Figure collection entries

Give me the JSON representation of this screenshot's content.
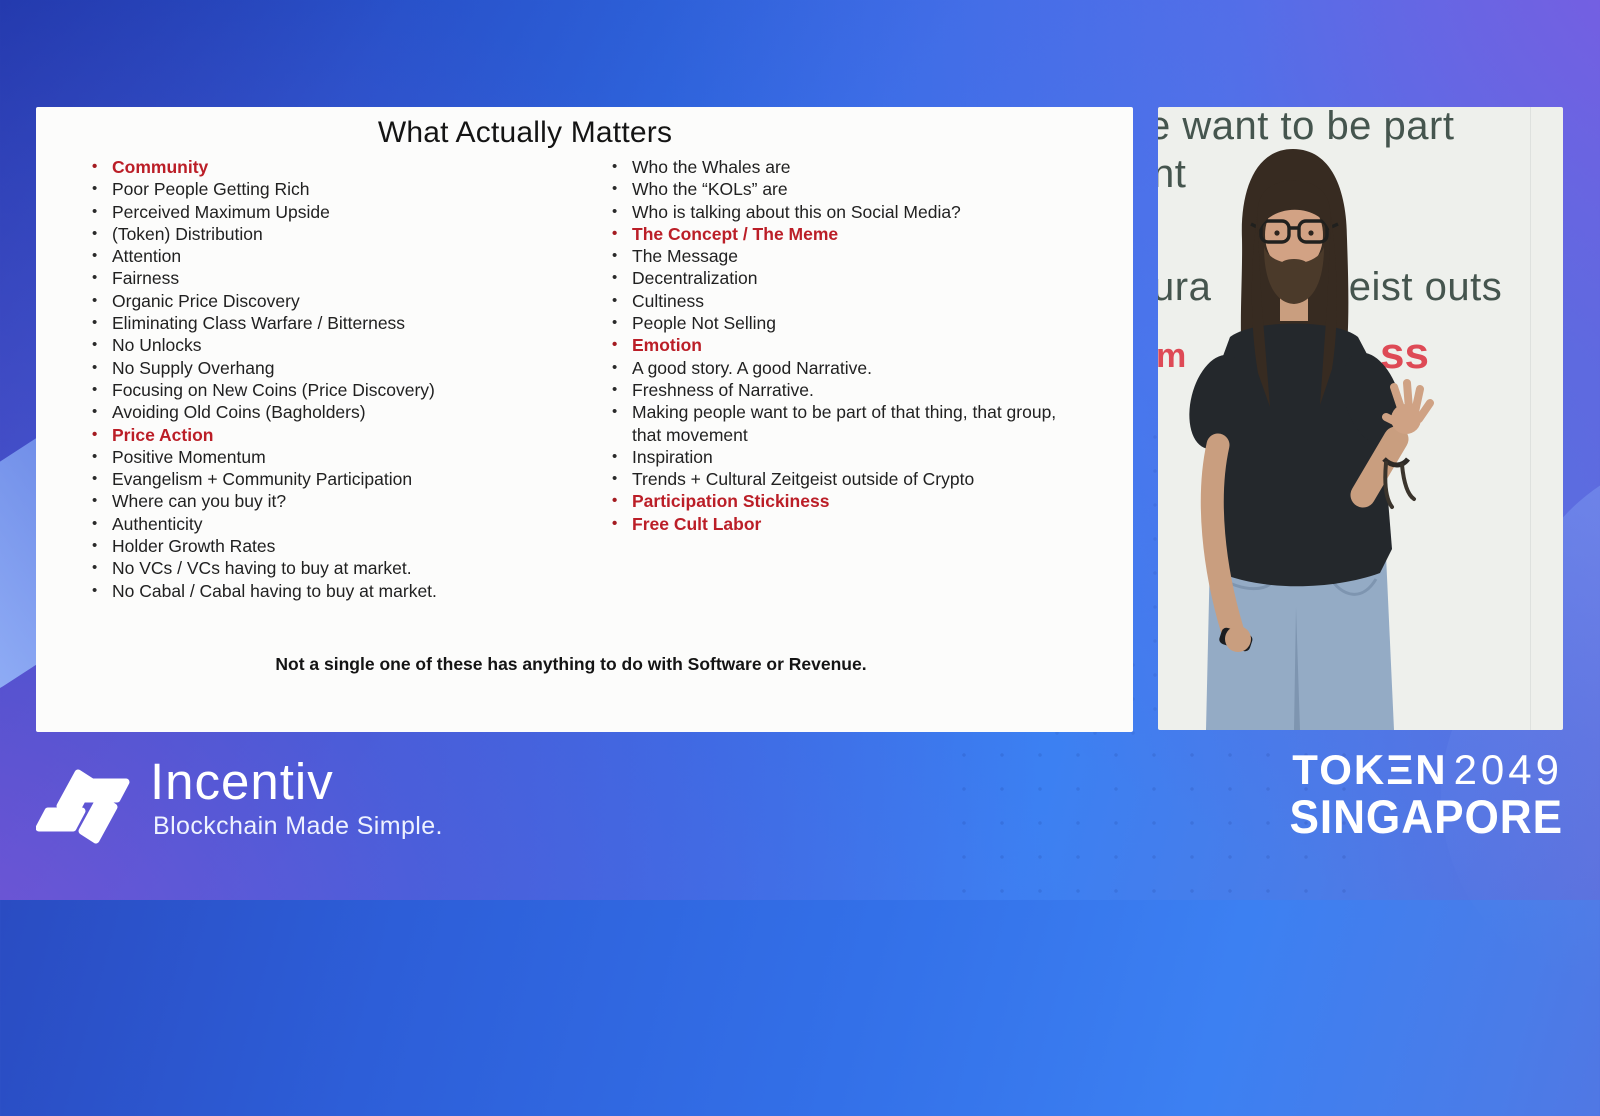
{
  "slide": {
    "title": "What Actually Matters",
    "note": "Not a single one of these has anything to do with Software or Revenue.",
    "left_items": [
      {
        "text": "Community",
        "em": true
      },
      {
        "text": "Poor People Getting Rich"
      },
      {
        "text": "Perceived Maximum Upside"
      },
      {
        "text": "(Token) Distribution"
      },
      {
        "text": "Attention"
      },
      {
        "text": "Fairness"
      },
      {
        "text": "Organic Price Discovery"
      },
      {
        "text": "Eliminating Class Warfare / Bitterness"
      },
      {
        "text": "No Unlocks"
      },
      {
        "text": "No Supply Overhang"
      },
      {
        "text": "Focusing on New Coins (Price Discovery)"
      },
      {
        "text": "Avoiding Old Coins (Bagholders)"
      },
      {
        "text": "Price Action",
        "em": true
      },
      {
        "text": "Positive Momentum"
      },
      {
        "text": "Evangelism + Community Participation"
      },
      {
        "text": "Where can you buy it?"
      },
      {
        "text": "Authenticity"
      },
      {
        "text": "Holder Growth Rates"
      },
      {
        "text": "No VCs / VCs having to buy at market."
      },
      {
        "text": "No Cabal / Cabal having to buy at market."
      }
    ],
    "right_items": [
      {
        "text": "Who the Whales are"
      },
      {
        "text": "Who the “KOLs” are"
      },
      {
        "text": "Who is talking about this on Social Media?"
      },
      {
        "text": "The Concept / The Meme",
        "em": true
      },
      {
        "text": "The Message"
      },
      {
        "text": "Decentralization"
      },
      {
        "text": "Cultiness"
      },
      {
        "text": "People Not Selling"
      },
      {
        "text": "Emotion",
        "em": true
      },
      {
        "text": "A good story. A good Narrative."
      },
      {
        "text": "Freshness of Narrative."
      },
      {
        "text": "Making people want to be part of that thing, that group, that movement"
      },
      {
        "text": "Inspiration"
      },
      {
        "text": "Trends + Cultural Zeitgeist outside of Crypto"
      },
      {
        "text": "Participation Stickiness",
        "em": true
      },
      {
        "text": "Free Cult Labor",
        "em": true
      }
    ]
  },
  "stage_screen": {
    "fragment_line1": "e want to be part",
    "fragment_line2": "nt",
    "fragment_line3a": "ura",
    "fragment_line3b": "itgeist outs",
    "fragment_red_left": "m",
    "fragment_red_right": "ss"
  },
  "footer": {
    "brand": "Incentiv",
    "tagline": "Blockchain Made Simple.",
    "event_name": "TOKΞN",
    "event_year": "2049",
    "event_city": "SINGAPORE"
  },
  "colors": {
    "accent_red": "#bb1e27",
    "slide_background": "#fcfcfb",
    "stage_text": "#45554e",
    "stage_red": "#de4a56",
    "background_blue": "#3370e8",
    "background_purple": "#6e5ad8",
    "light_band": "#9ec0fc"
  }
}
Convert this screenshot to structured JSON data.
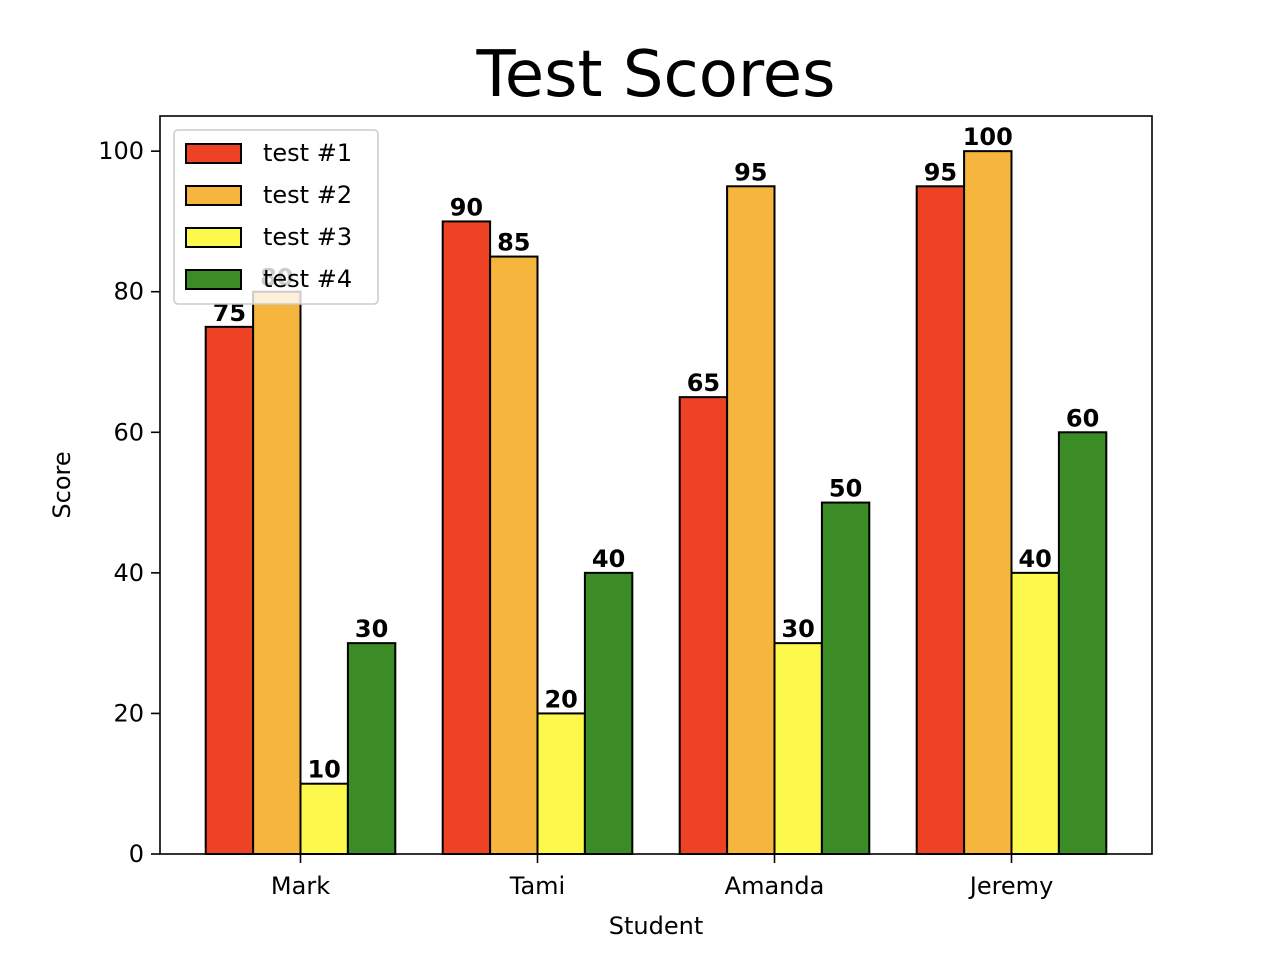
{
  "chart_data": {
    "type": "bar",
    "title": "Test Scores",
    "xlabel": "Student",
    "ylabel": "Score",
    "categories": [
      "Mark",
      "Tami",
      "Amanda",
      "Jeremy"
    ],
    "series": [
      {
        "name": "test #1",
        "color": "#ee4224",
        "values": [
          75,
          90,
          65,
          95
        ]
      },
      {
        "name": "test #2",
        "color": "#f6b53c",
        "values": [
          80,
          85,
          95,
          100
        ]
      },
      {
        "name": "test #3",
        "color": "#fdf84c",
        "values": [
          10,
          20,
          30,
          40
        ]
      },
      {
        "name": "test #4",
        "color": "#3b8b26",
        "values": [
          30,
          40,
          50,
          60
        ]
      }
    ],
    "ylim": [
      0,
      105
    ],
    "yticks": [
      0,
      20,
      40,
      60,
      80,
      100
    ],
    "grid": false,
    "legend_position": "top-left"
  }
}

**Task goal**
Write out each entry exactly as given, omitting any picture.

**Reply to the exercise**
Give me the JSON representation of this screenshot's content.
{
  "slide": {
    "title": "What Actually Matters",
    "note": "Not a single one of these has anything to do with Software or Revenue.",
    "left_items": [
      {
        "text": "Community",
        "em": true
      },
      {
        "text": "Poor People Getting Rich"
      },
      {
        "text": "Perceived Maximum Upside"
      },
      {
        "text": "(Token) Distribution"
      },
      {
        "text": "Attention"
      },
      {
        "text": "Fairness"
      },
      {
        "text": "Organic Price Discovery"
      },
      {
        "text": "Eliminating Class Warfare / Bitterness"
      },
      {
        "text": "No Unlocks"
      },
      {
        "text": "No Supply Overhang"
      },
      {
        "text": "Focusing on New Coins (Price Discovery)"
      },
      {
        "text": "Avoiding Old Coins (Bagholders)"
      },
      {
        "text": "Price Action",
        "em": true
      },
      {
        "text": "Positive Momentum"
      },
      {
        "text": "Evangelism + Community Participation"
      },
      {
        "text": "Where can you buy it?"
      },
      {
        "text": "Authenticity"
      },
      {
        "text": "Holder Growth Rates"
      },
      {
        "text": "No VCs / VCs having to buy at market."
      },
      {
        "text": "No Cabal / Cabal having to buy at market."
      }
    ],
    "right_items": [
      {
        "text": "Who the Whales are"
      },
      {
        "text": "Who the “KOLs” are"
      },
      {
        "text": "Who is talking about this on Social Media?"
      },
      {
        "text": "The Concept / The Meme",
        "em": true
      },
      {
        "text": "The Message"
      },
      {
        "text": "Decentralization"
      },
      {
        "text": "Cultiness"
      },
      {
        "text": "People Not Selling"
      },
      {
        "text": "Emotion",
        "em": true
      },
      {
        "text": "A good story. A good Narrative."
      },
      {
        "text": "Freshness of Narrative."
      },
      {
        "text": "Making people want to be part of that thing, that group, that movement"
      },
      {
        "text": "Inspiration"
      },
      {
        "text": "Trends + Cultural Zeitgeist outside of Crypto"
      },
      {
        "text": "Participation Stickiness",
        "em": true
      },
      {
        "text": "Free Cult Labor",
        "em": true
      }
    ]
  },
  "stage_screen": {
    "fragment_line1": "e want to be part",
    "fragment_line2": "nt",
    "fragment_line3a": "ura",
    "fragment_line3b": "itgeist outs",
    "fragment_red_left": "m",
    "fragment_red_right": "ss"
  },
  "footer": {
    "brand": "Incentiv",
    "tagline": "Blockchain Made Simple.",
    "event_name": "TOKΞN",
    "event_year": "2049",
    "event_city": "SINGAPORE"
  },
  "colors": {
    "accent_red": "#bb1e27",
    "slide_background": "#fcfcfb",
    "stage_text": "#45554e",
    "stage_red": "#de4a56",
    "background_blue": "#3370e8",
    "background_purple": "#6e5ad8",
    "light_band": "#9ec0fc"
  }
}
Convert this screenshot to structured JSON data.
{
  "chart_data": {
    "type": "bar",
    "title": "Test Scores",
    "xlabel": "Student",
    "ylabel": "Score",
    "categories": [
      "Mark",
      "Tami",
      "Amanda",
      "Jeremy"
    ],
    "series": [
      {
        "name": "test #1",
        "color": "#ee4224",
        "values": [
          75,
          90,
          65,
          95
        ]
      },
      {
        "name": "test #2",
        "color": "#f6b53c",
        "values": [
          80,
          85,
          95,
          100
        ]
      },
      {
        "name": "test #3",
        "color": "#fdf84c",
        "values": [
          10,
          20,
          30,
          40
        ]
      },
      {
        "name": "test #4",
        "color": "#3b8b26",
        "values": [
          30,
          40,
          50,
          60
        ]
      }
    ],
    "ylim": [
      0,
      105
    ],
    "yticks": [
      0,
      20,
      40,
      60,
      80,
      100
    ],
    "grid": false,
    "legend_position": "top-left"
  }
}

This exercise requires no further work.